• _EXERCISE AIM_
Every line of the data that contains the string "repetition" must be copied.
## begin
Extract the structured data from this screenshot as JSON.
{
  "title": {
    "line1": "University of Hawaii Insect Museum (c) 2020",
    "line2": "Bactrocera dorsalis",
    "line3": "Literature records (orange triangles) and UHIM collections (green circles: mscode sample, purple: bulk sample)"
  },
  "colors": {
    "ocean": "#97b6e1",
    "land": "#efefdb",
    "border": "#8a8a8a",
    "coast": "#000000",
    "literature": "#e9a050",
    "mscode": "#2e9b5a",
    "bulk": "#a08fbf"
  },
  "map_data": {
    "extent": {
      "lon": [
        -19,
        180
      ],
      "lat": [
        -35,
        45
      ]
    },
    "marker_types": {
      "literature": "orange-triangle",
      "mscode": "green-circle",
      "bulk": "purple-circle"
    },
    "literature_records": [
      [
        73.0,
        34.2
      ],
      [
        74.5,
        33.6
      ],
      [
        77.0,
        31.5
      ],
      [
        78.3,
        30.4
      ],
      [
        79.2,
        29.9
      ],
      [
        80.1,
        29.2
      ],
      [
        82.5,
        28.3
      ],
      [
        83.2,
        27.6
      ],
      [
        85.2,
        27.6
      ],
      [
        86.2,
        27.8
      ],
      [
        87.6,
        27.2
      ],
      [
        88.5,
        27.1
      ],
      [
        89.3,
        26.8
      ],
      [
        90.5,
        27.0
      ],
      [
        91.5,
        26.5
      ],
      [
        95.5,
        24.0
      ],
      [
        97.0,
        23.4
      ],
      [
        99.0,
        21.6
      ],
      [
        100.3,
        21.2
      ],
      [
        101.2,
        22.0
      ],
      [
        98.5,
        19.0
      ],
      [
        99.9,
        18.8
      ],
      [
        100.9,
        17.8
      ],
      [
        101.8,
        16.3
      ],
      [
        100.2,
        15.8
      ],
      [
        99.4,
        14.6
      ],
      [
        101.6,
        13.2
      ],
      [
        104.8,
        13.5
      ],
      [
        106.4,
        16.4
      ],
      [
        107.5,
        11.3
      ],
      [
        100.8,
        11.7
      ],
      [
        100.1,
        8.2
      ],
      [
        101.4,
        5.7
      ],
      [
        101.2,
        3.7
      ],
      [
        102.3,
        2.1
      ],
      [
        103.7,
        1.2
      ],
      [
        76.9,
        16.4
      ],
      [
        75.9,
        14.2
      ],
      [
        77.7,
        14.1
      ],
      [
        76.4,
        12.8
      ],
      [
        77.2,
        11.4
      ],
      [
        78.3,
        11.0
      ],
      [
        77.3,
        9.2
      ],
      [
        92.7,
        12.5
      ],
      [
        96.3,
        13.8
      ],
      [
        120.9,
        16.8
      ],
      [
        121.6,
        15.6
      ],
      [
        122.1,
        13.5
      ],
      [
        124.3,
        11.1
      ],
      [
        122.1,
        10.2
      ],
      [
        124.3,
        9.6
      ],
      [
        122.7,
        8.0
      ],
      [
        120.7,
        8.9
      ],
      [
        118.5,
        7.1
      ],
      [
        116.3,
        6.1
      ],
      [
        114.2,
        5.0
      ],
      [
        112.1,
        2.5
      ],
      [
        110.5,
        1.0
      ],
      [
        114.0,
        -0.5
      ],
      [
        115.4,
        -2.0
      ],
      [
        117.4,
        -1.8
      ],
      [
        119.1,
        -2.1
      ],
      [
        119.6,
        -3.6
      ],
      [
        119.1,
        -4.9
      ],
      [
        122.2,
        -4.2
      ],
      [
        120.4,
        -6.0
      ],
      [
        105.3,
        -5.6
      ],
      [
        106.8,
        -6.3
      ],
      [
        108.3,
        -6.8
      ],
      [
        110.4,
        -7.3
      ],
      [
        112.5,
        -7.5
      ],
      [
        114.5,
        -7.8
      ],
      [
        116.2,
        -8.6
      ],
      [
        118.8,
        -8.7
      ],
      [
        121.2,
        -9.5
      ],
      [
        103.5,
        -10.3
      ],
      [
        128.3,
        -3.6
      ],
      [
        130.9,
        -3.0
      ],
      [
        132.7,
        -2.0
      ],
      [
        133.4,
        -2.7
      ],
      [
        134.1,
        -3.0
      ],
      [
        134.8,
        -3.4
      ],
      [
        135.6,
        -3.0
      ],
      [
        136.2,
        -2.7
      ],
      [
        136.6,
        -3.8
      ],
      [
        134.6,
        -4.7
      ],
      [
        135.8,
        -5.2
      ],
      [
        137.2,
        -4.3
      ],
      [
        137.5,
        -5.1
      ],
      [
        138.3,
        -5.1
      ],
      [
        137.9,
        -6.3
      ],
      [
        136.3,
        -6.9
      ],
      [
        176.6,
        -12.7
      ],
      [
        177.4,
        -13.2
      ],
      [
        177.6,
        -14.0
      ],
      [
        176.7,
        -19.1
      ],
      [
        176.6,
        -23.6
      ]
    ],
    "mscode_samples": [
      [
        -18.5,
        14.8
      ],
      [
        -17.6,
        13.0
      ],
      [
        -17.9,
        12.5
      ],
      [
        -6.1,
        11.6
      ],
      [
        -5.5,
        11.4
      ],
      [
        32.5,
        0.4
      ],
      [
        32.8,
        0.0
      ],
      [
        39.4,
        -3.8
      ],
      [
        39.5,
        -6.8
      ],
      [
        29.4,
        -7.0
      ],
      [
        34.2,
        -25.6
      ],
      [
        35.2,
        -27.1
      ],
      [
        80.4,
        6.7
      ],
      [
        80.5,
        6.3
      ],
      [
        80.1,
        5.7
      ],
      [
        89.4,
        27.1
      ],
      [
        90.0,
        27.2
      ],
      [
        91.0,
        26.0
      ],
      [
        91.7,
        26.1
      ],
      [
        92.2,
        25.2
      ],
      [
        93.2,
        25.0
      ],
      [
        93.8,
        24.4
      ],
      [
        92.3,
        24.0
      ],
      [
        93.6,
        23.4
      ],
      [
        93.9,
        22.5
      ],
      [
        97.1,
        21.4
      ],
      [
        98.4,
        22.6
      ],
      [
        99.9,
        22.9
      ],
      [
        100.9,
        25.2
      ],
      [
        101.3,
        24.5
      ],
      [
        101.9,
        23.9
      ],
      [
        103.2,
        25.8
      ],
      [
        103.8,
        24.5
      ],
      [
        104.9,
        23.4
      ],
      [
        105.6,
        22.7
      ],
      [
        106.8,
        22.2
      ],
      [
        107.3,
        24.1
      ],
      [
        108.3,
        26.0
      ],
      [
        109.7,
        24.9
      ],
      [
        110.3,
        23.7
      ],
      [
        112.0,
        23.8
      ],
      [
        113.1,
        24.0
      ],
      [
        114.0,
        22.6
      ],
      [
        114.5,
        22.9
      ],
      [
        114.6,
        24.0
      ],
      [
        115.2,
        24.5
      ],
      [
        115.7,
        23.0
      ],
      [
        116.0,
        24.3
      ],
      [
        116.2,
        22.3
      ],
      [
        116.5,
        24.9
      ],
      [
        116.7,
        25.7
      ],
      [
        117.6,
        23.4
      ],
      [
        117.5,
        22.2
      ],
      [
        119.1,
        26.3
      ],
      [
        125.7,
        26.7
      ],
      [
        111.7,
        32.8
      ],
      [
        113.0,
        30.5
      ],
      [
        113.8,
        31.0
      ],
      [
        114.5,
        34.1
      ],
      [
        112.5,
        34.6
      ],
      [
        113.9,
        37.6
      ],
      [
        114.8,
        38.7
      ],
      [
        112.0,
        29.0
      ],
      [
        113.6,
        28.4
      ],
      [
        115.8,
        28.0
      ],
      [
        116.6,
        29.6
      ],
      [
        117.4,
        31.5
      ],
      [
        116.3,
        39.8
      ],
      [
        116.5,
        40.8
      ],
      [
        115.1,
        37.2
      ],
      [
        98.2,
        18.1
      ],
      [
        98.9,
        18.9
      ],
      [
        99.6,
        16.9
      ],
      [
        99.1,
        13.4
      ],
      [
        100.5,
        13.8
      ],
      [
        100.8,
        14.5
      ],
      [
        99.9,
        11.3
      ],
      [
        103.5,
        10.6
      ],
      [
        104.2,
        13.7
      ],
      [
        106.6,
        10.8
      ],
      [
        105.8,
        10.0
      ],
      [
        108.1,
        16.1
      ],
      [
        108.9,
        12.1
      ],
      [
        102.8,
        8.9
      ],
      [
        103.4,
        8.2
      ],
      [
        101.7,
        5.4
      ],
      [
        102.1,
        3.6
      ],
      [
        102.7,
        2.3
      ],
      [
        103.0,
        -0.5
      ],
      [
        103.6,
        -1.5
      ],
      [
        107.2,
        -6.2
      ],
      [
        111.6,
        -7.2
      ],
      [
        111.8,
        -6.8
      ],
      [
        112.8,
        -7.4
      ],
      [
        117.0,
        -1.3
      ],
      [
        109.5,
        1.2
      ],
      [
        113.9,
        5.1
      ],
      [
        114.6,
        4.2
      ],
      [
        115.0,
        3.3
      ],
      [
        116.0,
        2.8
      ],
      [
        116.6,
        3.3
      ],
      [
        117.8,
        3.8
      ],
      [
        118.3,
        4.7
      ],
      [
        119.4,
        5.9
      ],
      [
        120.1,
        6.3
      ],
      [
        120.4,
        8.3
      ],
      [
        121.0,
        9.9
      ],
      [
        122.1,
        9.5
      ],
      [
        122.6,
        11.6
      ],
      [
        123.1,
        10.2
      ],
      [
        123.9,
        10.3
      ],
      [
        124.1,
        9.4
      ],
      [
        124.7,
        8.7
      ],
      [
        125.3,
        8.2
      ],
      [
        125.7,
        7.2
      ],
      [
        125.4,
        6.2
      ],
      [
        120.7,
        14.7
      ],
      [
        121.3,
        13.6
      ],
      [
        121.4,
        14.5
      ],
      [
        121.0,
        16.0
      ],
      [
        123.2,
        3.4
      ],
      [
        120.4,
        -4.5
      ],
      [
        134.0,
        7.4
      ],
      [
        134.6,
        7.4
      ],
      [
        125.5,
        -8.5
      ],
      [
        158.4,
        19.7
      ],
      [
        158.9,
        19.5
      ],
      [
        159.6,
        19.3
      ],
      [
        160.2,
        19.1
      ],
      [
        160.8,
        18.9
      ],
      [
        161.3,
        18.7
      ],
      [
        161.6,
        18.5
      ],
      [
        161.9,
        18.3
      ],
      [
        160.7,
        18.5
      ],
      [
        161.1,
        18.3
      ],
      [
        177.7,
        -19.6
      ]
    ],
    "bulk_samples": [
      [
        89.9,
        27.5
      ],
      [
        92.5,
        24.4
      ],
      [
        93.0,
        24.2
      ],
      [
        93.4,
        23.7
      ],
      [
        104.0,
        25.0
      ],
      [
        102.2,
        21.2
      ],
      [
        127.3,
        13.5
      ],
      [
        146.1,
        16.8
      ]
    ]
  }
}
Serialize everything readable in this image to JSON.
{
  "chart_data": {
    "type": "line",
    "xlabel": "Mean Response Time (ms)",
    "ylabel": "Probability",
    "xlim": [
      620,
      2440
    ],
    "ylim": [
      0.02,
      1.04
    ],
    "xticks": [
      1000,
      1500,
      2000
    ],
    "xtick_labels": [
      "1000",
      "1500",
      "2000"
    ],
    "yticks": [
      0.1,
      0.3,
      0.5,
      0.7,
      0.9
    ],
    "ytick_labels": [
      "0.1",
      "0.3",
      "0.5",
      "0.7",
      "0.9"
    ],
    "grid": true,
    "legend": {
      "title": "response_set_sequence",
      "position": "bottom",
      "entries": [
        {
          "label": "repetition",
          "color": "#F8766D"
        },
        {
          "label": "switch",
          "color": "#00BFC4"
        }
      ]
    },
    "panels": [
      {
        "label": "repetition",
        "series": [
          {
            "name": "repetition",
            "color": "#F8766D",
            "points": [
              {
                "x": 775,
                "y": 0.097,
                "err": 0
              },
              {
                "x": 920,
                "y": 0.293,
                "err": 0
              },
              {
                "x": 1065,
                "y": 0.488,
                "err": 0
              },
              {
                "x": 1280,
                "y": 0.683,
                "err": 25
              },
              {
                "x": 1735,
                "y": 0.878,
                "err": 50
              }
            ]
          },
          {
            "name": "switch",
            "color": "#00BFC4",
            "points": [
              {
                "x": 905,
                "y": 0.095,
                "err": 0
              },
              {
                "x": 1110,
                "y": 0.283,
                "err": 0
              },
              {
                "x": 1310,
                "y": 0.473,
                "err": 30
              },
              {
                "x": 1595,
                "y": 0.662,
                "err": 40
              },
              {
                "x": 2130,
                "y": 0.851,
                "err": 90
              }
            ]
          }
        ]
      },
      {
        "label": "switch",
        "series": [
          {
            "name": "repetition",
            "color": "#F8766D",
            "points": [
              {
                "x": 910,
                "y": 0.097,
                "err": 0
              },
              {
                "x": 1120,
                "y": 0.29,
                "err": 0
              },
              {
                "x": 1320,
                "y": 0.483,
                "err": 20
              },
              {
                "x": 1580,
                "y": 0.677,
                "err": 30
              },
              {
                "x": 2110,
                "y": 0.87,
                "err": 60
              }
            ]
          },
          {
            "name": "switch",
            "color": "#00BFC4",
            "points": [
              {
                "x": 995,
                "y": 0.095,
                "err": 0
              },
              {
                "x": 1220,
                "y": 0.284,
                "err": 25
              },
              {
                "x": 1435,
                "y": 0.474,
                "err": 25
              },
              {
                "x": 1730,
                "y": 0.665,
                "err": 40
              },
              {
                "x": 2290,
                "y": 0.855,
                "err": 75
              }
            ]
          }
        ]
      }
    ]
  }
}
## end
• _RIGHT ANSWER_
          "label": "repetition",
        "label": "repetition",
            "name": "repetition",
            "name": "repetition",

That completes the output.